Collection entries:
★ ★ ★ ★ ★ ★ ★

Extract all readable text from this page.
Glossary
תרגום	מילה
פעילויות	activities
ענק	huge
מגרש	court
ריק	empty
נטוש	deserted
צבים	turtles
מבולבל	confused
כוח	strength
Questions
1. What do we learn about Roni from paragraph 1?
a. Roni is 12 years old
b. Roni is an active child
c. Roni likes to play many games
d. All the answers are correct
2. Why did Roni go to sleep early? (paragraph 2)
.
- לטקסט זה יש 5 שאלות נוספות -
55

★ ★ ★ ★ ★ ★ ★

Each line above must be reproduced exactly as it stands.

TASK RESULT -
Extract all readable text from this page.
Glossary
תרגום	מילה
פעילויות	activities
ענק	huge
מגרש	court
ריק	empty
נטוש	deserted
צבים	turtles
מבולבל	confused
כוח	strength
Questions
1. What do we learn about Roni from paragraph 1?
a. Roni is 12 years old
b. Roni is an active child
c. Roni likes to play many games
d. All the answers are correct
2. Why did Roni go to sleep early? (paragraph 2)
.
- לטקסט זה יש 5 שאלות נוספות -
55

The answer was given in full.